Element box annotations:
_ _ _ _

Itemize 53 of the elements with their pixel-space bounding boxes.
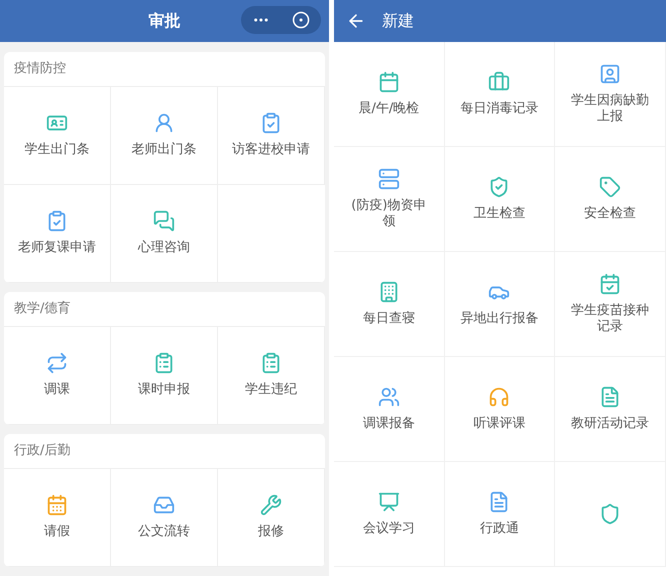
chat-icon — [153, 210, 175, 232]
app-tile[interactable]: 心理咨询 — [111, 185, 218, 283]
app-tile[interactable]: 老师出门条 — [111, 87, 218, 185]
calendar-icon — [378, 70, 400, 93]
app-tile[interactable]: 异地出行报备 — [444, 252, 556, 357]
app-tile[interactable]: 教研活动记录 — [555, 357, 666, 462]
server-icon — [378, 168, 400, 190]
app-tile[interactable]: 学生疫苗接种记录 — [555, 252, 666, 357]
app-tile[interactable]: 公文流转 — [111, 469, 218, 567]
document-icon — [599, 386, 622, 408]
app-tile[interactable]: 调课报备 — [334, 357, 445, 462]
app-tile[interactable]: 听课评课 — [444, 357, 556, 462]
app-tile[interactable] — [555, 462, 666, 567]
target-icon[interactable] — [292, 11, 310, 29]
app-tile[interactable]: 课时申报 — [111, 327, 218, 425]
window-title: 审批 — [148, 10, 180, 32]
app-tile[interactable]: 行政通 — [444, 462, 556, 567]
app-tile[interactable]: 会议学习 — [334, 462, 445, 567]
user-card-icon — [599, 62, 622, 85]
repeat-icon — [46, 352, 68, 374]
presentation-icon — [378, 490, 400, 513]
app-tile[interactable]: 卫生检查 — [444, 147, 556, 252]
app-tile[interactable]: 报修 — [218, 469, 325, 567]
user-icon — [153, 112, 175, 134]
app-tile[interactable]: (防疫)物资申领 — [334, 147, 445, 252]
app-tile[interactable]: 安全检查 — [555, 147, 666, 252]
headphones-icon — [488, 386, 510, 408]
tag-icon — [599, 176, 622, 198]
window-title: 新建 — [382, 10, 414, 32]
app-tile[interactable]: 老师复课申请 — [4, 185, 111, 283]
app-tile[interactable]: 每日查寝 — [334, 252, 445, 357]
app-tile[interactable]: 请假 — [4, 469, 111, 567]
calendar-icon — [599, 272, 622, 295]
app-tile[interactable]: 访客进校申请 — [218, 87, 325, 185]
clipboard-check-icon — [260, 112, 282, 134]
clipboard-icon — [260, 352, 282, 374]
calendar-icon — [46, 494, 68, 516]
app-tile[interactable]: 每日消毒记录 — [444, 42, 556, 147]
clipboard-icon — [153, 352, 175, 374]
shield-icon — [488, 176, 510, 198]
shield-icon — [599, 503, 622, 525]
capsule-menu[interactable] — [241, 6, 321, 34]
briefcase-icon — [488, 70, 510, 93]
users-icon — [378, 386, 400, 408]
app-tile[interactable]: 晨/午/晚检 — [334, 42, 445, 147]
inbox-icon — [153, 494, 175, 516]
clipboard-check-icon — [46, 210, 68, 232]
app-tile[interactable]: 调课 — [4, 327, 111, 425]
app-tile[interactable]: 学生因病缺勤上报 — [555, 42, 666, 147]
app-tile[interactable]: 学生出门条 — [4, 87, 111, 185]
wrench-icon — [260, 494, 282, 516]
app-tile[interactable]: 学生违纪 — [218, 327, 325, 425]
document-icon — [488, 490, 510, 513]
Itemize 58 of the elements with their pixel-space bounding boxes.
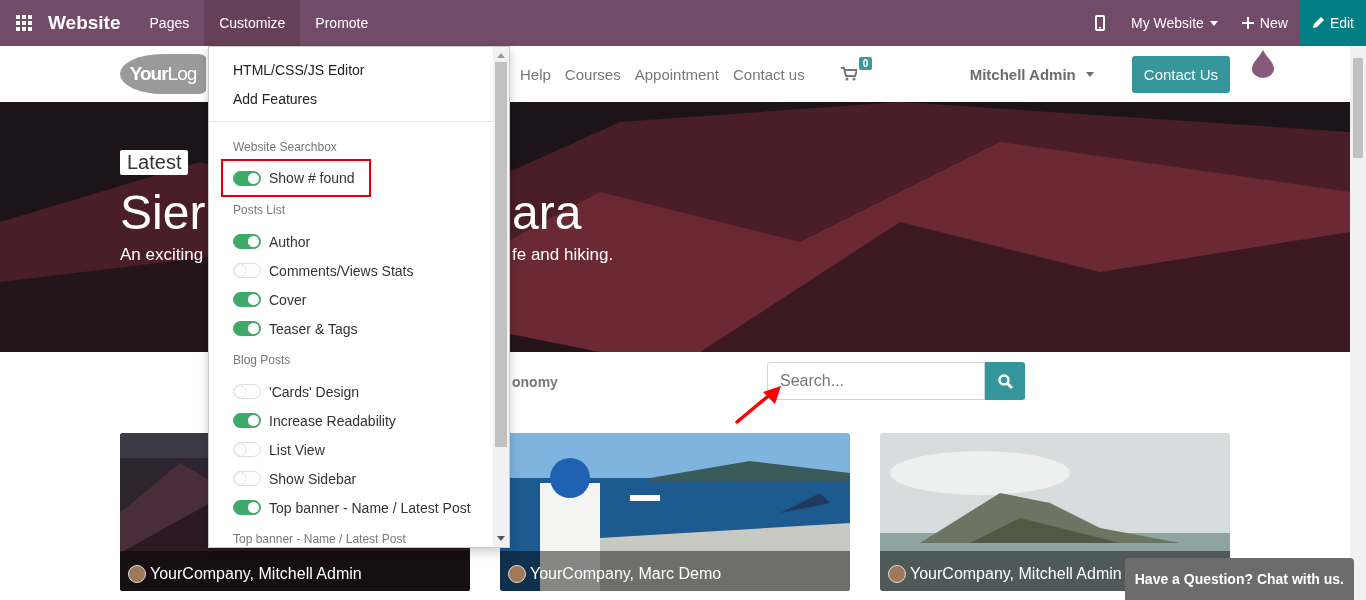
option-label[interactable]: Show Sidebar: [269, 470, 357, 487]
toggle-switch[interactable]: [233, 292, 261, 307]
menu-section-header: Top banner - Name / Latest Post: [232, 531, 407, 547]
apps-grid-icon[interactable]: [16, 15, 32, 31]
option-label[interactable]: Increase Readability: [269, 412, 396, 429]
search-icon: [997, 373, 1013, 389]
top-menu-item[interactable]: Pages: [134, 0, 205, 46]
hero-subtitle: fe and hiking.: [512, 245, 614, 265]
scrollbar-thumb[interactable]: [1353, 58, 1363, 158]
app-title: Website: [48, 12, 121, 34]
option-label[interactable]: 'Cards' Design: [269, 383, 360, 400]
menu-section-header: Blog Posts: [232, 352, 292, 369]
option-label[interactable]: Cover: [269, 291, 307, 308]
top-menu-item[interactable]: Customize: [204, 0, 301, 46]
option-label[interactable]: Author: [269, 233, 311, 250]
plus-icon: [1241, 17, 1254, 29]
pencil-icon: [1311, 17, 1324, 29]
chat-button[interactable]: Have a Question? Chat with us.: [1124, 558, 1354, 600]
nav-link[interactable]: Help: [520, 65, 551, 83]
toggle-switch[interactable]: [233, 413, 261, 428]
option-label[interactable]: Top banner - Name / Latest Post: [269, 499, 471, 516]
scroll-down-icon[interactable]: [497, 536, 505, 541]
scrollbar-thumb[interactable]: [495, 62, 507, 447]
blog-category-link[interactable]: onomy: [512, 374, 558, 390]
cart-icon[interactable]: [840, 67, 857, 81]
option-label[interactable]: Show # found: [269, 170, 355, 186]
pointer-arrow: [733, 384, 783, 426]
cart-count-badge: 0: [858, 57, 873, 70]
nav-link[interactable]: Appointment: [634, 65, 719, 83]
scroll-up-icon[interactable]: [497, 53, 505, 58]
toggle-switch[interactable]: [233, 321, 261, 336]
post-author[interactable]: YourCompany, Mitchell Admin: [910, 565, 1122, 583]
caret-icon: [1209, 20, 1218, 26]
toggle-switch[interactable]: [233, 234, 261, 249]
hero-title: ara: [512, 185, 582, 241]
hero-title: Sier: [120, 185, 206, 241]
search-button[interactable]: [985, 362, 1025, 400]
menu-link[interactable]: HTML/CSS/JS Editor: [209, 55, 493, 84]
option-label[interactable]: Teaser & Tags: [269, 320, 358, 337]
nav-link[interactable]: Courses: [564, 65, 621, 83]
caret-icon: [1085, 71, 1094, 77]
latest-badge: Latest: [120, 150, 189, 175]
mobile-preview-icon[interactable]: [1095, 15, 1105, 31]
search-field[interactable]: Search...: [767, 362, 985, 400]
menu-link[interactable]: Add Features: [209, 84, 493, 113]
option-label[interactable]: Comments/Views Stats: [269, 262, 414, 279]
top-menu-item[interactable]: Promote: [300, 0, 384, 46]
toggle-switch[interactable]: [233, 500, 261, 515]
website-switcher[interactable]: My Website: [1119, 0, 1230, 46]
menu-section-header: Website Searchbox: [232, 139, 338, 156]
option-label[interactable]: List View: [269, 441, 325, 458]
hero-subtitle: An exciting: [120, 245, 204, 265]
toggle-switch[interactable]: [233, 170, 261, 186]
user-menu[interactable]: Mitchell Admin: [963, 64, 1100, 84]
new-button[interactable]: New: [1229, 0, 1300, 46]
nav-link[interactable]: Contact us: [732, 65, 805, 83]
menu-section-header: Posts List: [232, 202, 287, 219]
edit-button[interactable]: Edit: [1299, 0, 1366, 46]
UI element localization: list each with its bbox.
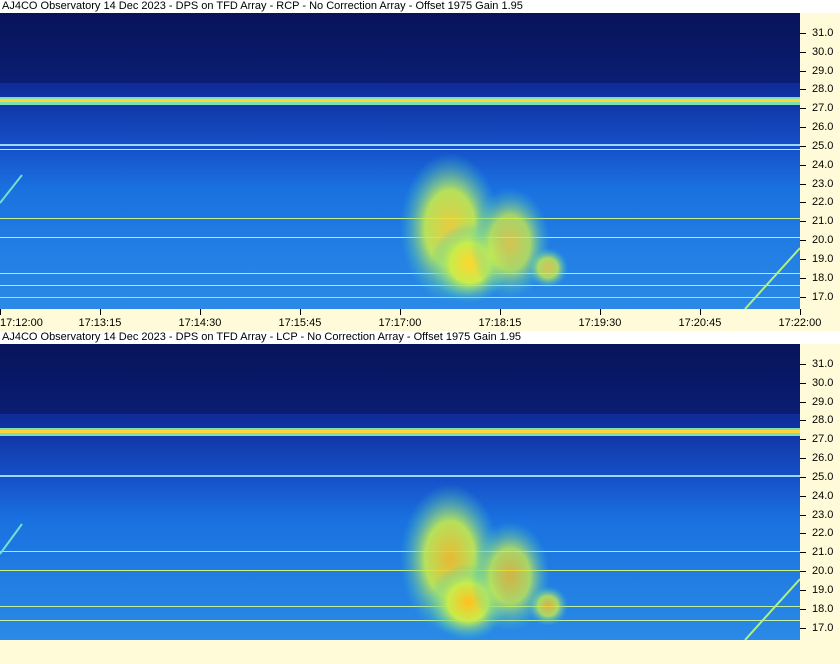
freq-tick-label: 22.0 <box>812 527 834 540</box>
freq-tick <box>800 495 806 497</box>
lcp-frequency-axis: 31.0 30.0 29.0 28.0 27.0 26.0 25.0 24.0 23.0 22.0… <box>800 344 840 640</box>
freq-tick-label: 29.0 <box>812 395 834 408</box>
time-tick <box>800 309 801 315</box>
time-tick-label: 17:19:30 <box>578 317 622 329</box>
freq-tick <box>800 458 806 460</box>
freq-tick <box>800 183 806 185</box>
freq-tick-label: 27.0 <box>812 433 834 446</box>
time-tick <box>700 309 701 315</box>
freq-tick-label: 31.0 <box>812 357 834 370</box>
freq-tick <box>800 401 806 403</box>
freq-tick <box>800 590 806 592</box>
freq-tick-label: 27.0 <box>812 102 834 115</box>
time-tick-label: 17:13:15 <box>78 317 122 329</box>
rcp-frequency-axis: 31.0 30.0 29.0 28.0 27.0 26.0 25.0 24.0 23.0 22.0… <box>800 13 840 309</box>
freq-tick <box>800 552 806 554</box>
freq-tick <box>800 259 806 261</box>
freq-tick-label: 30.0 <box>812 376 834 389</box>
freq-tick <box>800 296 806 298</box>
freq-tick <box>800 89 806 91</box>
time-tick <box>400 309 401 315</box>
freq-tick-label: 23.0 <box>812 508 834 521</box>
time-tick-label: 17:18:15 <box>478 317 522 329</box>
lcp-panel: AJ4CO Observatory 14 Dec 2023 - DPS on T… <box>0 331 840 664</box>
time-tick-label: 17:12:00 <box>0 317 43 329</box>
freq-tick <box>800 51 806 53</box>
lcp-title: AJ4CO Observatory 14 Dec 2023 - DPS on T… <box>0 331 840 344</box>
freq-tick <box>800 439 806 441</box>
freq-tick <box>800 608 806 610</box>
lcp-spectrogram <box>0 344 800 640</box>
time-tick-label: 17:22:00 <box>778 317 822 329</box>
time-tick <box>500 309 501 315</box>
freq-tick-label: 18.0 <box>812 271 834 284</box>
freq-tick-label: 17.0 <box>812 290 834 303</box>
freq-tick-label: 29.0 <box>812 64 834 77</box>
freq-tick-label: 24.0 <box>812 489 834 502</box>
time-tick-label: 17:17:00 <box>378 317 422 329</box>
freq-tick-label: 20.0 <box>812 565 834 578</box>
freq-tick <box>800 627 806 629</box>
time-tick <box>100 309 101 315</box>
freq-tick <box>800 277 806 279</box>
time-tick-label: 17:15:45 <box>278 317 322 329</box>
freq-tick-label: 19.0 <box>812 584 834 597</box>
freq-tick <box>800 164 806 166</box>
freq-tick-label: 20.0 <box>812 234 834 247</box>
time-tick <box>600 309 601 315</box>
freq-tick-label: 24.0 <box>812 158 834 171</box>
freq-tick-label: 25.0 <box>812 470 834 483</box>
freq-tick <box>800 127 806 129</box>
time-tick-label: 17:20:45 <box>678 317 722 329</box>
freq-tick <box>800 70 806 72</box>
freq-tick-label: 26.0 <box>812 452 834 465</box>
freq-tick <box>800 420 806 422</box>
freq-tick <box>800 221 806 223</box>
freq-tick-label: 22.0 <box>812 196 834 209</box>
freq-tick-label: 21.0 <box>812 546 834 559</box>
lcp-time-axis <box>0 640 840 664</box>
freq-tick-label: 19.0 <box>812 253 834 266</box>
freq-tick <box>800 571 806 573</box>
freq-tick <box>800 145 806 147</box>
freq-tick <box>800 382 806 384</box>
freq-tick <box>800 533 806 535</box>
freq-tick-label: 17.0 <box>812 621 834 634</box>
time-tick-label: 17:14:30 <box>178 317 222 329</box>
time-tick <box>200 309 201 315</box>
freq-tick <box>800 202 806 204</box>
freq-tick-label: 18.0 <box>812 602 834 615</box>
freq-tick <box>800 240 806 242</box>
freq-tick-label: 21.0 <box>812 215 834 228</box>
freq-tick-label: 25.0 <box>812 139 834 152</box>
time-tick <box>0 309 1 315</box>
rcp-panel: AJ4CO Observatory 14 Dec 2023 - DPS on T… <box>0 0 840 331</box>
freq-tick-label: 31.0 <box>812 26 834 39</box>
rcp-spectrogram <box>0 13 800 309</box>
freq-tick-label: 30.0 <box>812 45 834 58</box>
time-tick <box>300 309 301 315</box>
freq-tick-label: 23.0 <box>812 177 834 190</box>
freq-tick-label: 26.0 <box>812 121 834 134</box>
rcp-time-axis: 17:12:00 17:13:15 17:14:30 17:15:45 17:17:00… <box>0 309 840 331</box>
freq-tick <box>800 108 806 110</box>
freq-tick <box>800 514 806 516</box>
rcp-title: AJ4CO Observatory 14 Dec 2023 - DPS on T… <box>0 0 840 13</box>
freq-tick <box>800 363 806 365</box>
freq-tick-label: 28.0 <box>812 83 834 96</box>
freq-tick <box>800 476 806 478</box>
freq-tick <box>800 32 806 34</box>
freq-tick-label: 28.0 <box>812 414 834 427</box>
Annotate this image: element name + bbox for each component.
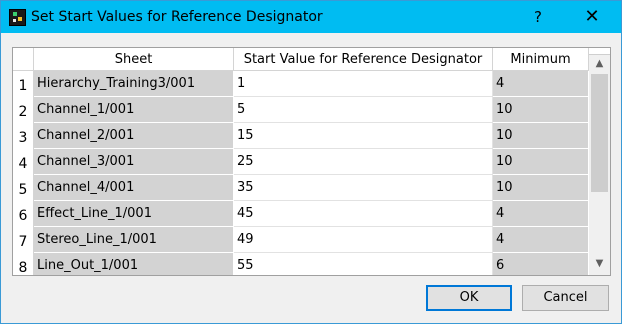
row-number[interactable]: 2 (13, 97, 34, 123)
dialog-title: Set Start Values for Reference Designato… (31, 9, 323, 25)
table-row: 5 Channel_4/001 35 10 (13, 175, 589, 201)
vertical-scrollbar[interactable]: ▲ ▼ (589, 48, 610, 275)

_ _ _ _

*AIM*
Replace "scrollbar-thumb" with "scroll-handle" in the lines from the one with "option-label[interactable]: Show Sidebar: [269, 470, 357, 487]" up to and including the one with "cart-icon[interactable]: [840, 67, 857, 81]". Return only those lines, with everything else in them unchanged.

*TASK RESULT*
option-label[interactable]: Show Sidebar: [269, 470, 357, 487]
toggle-switch[interactable]: [233, 292, 261, 307]
menu-section-header: Top banner - Name / Latest Post: [232, 531, 407, 547]
apps-grid-icon[interactable]: [16, 15, 32, 31]
option-label[interactable]: Increase Readability: [269, 412, 396, 429]
search-icon: [997, 373, 1013, 389]
top-menu-item[interactable]: Pages: [134, 0, 205, 46]
hero-subtitle: fe and hiking.: [512, 245, 614, 265]
scroll-handle[interactable]: [1353, 58, 1363, 158]
app-title: Website: [48, 12, 121, 34]
option-label[interactable]: 'Cards' Design: [269, 383, 360, 400]
menu-section-header: Blog Posts: [232, 352, 292, 369]
option-label[interactable]: Cover: [269, 291, 307, 308]
top-menu-item[interactable]: Customize: [204, 0, 301, 46]
option-label[interactable]: Author: [269, 233, 311, 250]
plus-icon: [1241, 17, 1254, 29]
pencil-icon: [1311, 17, 1324, 29]
chat-button[interactable]: Have a Question? Chat with us.: [1124, 558, 1354, 600]
nav-link[interactable]: Help: [520, 65, 551, 83]
toggle-switch[interactable]: [233, 413, 261, 428]
option-label[interactable]: Top banner - Name / Latest Post: [269, 499, 471, 516]
scroll-down-icon[interactable]: [497, 536, 505, 541]
scroll-handle[interactable]: [495, 62, 507, 447]
blog-category-link[interactable]: onomy: [512, 374, 558, 390]
cart-icon[interactable]: [840, 67, 857, 81]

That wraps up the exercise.